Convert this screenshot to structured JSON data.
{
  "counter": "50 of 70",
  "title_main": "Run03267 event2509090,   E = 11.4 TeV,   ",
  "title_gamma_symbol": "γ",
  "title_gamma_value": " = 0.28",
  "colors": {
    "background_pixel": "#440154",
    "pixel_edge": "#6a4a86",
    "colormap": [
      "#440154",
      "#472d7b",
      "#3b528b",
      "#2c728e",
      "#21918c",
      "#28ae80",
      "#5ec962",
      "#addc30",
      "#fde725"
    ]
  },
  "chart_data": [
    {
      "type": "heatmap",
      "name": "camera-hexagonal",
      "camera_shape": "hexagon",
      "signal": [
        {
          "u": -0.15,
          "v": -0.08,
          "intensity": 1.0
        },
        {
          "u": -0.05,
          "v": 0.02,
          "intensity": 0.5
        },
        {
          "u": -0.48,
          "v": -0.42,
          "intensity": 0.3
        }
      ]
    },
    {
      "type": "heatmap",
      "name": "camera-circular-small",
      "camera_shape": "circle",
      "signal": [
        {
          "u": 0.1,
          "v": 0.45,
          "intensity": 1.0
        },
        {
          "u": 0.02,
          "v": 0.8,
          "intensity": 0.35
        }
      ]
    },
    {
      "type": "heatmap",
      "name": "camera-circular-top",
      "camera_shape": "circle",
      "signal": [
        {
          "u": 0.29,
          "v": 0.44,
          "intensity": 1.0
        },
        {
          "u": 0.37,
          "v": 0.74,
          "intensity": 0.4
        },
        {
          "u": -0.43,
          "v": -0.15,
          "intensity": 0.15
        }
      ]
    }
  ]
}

_To do_
The records above must be output exactly, in full.

_Task solution_
Convert this screenshot to structured JSON data.
{
  "counter": "50 of 70",
  "title_main": "Run03267 event2509090,   E = 11.4 TeV,   ",
  "title_gamma_symbol": "γ",
  "title_gamma_value": " = 0.28",
  "colors": {
    "background_pixel": "#440154",
    "pixel_edge": "#6a4a86",
    "colormap": [
      "#440154",
      "#472d7b",
      "#3b528b",
      "#2c728e",
      "#21918c",
      "#28ae80",
      "#5ec962",
      "#addc30",
      "#fde725"
    ]
  },
  "chart_data": [
    {
      "type": "heatmap",
      "name": "camera-hexagonal",
      "camera_shape": "hexagon",
      "signal": [
        {
          "u": -0.15,
          "v": -0.08,
          "intensity": 1.0
        },
        {
          "u": -0.05,
          "v": 0.02,
          "intensity": 0.5
        },
        {
          "u": -0.48,
          "v": -0.42,
          "intensity": 0.3
        }
      ]
    },
    {
      "type": "heatmap",
      "name": "camera-circular-small",
      "camera_shape": "circle",
      "signal": [
        {
          "u": 0.1,
          "v": 0.45,
          "intensity": 1.0
        },
        {
          "u": 0.02,
          "v": 0.8,
          "intensity": 0.35
        }
      ]
    },
    {
      "type": "heatmap",
      "name": "camera-circular-top",
      "camera_shape": "circle",
      "signal": [
        {
          "u": 0.29,
          "v": 0.44,
          "intensity": 1.0
        },
        {
          "u": 0.37,
          "v": 0.74,
          "intensity": 0.4
        },
        {
          "u": -0.43,
          "v": -0.15,
          "intensity": 0.15
        }
      ]
    }
  ]
}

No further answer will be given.